• [Instructions to follow] Using the entries that follow, count the lines containing the word "Coal" and give that number by itself.
* Start Records to process *
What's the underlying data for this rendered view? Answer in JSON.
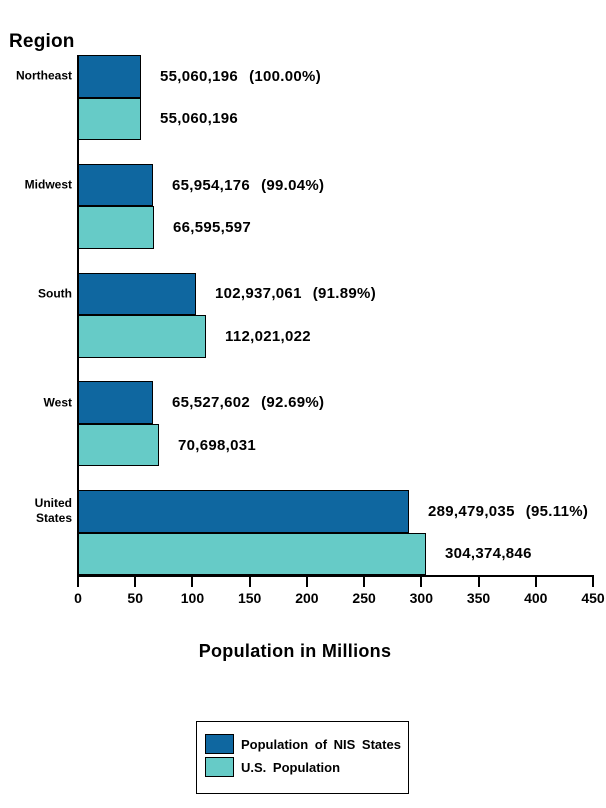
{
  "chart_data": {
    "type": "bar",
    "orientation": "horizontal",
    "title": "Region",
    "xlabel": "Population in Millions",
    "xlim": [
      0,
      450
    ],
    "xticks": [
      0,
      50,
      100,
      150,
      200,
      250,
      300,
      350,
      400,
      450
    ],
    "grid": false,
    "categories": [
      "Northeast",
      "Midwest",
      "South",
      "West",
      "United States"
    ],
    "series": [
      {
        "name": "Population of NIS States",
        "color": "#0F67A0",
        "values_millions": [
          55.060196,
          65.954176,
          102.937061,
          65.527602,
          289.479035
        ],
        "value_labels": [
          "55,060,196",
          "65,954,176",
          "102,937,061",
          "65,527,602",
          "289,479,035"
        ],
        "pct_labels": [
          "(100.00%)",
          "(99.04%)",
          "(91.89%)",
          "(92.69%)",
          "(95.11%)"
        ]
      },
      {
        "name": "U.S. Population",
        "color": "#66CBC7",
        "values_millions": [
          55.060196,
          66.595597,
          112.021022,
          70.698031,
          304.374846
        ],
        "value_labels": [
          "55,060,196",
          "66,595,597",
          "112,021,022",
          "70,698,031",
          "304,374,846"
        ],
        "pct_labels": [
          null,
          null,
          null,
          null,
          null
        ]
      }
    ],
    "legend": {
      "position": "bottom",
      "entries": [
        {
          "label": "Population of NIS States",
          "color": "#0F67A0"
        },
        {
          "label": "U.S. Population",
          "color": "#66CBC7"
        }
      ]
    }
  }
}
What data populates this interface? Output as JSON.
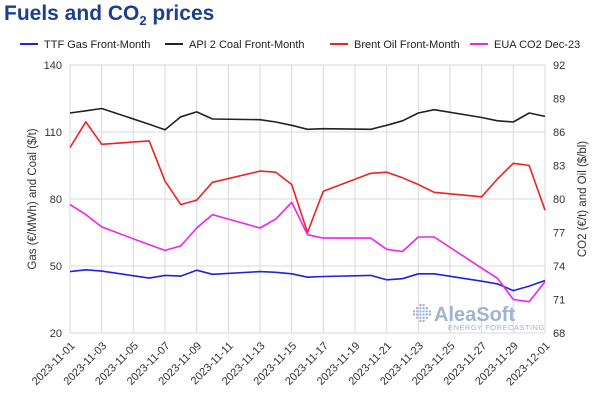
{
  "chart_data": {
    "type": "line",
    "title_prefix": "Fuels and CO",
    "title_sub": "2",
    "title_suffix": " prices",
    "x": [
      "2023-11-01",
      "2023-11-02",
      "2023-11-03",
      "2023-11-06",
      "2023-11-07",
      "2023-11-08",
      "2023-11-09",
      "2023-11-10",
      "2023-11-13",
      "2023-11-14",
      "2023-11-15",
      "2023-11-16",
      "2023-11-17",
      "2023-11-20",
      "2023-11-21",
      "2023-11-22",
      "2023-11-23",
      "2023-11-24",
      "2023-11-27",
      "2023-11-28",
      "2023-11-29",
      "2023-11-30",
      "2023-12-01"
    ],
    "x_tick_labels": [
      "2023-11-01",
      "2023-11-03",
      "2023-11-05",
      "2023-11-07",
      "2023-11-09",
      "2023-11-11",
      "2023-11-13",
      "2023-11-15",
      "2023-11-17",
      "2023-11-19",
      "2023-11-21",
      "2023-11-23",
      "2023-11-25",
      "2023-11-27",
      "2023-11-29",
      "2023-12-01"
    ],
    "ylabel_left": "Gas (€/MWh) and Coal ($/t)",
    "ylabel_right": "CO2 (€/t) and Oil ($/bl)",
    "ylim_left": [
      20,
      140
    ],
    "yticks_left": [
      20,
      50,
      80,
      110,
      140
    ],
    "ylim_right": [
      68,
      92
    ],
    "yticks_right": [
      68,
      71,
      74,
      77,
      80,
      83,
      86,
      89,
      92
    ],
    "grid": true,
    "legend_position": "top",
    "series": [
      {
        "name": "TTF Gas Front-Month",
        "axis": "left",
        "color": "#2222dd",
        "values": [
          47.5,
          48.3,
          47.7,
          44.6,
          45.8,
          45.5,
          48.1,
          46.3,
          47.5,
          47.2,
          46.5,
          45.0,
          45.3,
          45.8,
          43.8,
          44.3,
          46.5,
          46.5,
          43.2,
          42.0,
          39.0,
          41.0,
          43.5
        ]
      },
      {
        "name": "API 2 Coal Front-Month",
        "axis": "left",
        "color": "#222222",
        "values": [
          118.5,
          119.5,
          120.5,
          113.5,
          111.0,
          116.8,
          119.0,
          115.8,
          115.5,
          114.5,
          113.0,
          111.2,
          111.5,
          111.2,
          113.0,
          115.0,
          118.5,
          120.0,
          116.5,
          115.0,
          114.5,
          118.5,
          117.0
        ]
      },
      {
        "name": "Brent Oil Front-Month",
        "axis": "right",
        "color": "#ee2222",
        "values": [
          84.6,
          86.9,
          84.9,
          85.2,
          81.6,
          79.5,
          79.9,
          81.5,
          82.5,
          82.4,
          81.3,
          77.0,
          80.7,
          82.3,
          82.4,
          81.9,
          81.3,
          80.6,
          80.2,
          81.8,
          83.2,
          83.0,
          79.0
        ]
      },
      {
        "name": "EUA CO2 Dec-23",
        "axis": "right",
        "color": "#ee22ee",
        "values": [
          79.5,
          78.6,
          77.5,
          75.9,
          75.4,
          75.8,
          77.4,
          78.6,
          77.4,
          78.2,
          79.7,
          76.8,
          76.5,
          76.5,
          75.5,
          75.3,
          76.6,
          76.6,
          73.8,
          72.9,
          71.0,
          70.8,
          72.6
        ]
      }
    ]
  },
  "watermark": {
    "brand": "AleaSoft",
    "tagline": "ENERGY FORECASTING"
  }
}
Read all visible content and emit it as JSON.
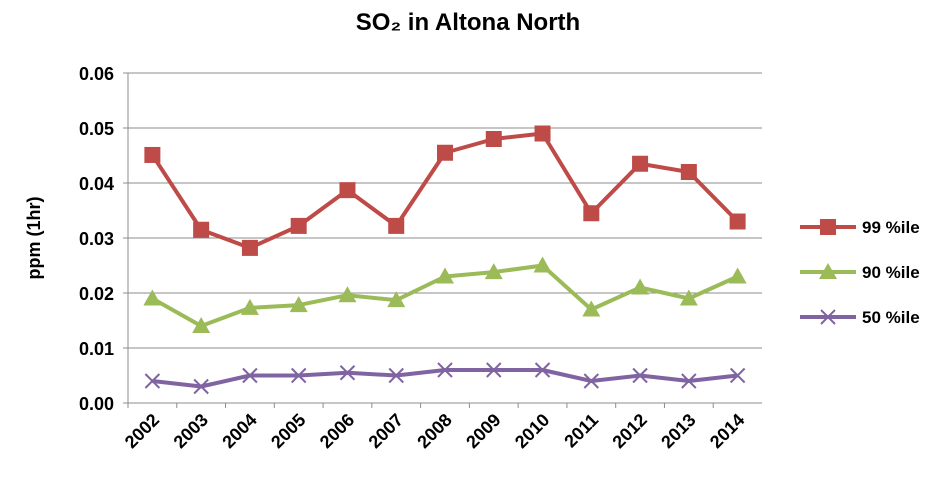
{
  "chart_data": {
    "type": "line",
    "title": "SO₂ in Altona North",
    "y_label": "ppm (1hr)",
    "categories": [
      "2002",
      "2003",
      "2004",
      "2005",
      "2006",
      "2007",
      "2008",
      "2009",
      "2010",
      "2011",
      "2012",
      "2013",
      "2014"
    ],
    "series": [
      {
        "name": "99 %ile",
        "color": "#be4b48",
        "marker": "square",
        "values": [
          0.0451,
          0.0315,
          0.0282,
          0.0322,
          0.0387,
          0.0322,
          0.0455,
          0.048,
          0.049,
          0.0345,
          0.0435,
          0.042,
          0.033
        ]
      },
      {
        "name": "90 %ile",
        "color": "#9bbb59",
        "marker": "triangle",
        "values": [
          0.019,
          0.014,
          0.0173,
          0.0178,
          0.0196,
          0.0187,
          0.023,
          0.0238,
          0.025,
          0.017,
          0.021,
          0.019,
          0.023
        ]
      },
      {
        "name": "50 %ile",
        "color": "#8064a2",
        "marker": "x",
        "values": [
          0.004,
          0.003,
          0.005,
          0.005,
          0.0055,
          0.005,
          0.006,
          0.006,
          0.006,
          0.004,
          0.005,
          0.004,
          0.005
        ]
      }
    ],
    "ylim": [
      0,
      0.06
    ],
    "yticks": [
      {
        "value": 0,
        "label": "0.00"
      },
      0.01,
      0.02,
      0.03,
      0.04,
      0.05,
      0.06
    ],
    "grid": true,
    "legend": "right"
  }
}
* End Records to process *
• [Written response] 2